TASK DETAILS | Your task is to transcribe all of the data below exactly, omitting the images.

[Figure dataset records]
┏━━

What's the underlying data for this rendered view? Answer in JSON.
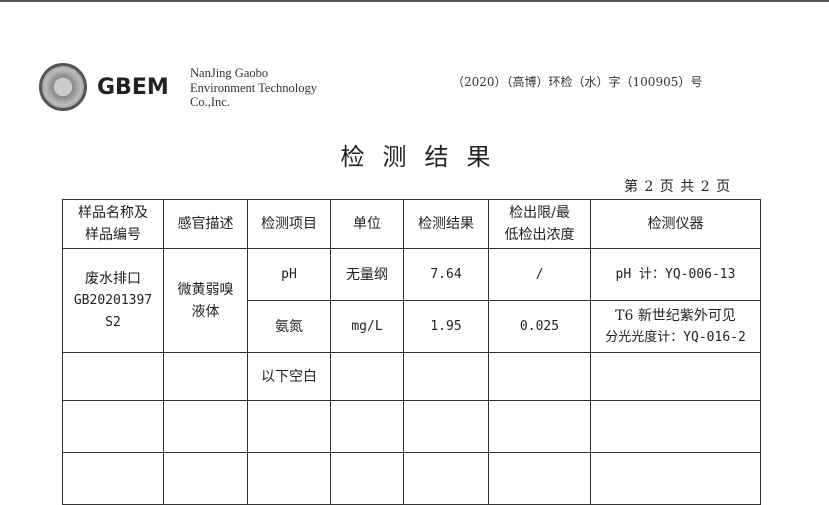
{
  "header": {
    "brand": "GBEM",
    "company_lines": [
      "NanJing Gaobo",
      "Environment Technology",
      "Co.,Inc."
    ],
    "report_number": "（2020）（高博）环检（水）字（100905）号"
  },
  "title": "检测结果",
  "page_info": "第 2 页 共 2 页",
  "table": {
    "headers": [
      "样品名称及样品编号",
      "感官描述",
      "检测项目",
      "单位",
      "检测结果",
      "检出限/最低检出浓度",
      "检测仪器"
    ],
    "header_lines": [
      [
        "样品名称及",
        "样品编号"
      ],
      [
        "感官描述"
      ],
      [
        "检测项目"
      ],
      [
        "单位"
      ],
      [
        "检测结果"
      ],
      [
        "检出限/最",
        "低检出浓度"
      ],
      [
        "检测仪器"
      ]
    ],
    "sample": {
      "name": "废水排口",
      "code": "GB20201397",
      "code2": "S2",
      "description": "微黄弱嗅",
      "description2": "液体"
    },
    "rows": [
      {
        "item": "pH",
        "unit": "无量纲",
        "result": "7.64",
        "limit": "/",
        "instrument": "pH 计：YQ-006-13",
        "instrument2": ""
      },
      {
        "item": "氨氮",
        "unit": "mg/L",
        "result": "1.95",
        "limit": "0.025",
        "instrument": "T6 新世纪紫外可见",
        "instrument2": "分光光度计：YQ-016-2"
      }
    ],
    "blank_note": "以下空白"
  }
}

┗━━

RESULT OF THE TASK |
What's the underlying data for this rendered view? Answer in JSON.
{
  "header": {
    "brand": "GBEM",
    "company_lines": [
      "NanJing Gaobo",
      "Environment Technology",
      "Co.,Inc."
    ],
    "report_number": "（2020）（高博）环检（水）字（100905）号"
  },
  "title": "检测结果",
  "page_info": "第 2 页 共 2 页",
  "table": {
    "headers": [
      "样品名称及样品编号",
      "感官描述",
      "检测项目",
      "单位",
      "检测结果",
      "检出限/最低检出浓度",
      "检测仪器"
    ],
    "header_lines": [
      [
        "样品名称及",
        "样品编号"
      ],
      [
        "感官描述"
      ],
      [
        "检测项目"
      ],
      [
        "单位"
      ],
      [
        "检测结果"
      ],
      [
        "检出限/最",
        "低检出浓度"
      ],
      [
        "检测仪器"
      ]
    ],
    "sample": {
      "name": "废水排口",
      "code": "GB20201397",
      "code2": "S2",
      "description": "微黄弱嗅",
      "description2": "液体"
    },
    "rows": [
      {
        "item": "pH",
        "unit": "无量纲",
        "result": "7.64",
        "limit": "/",
        "instrument": "pH 计：YQ-006-13",
        "instrument2": ""
      },
      {
        "item": "氨氮",
        "unit": "mg/L",
        "result": "1.95",
        "limit": "0.025",
        "instrument": "T6 新世纪紫外可见",
        "instrument2": "分光光度计：YQ-016-2"
      }
    ],
    "blank_note": "以下空白"
  }
}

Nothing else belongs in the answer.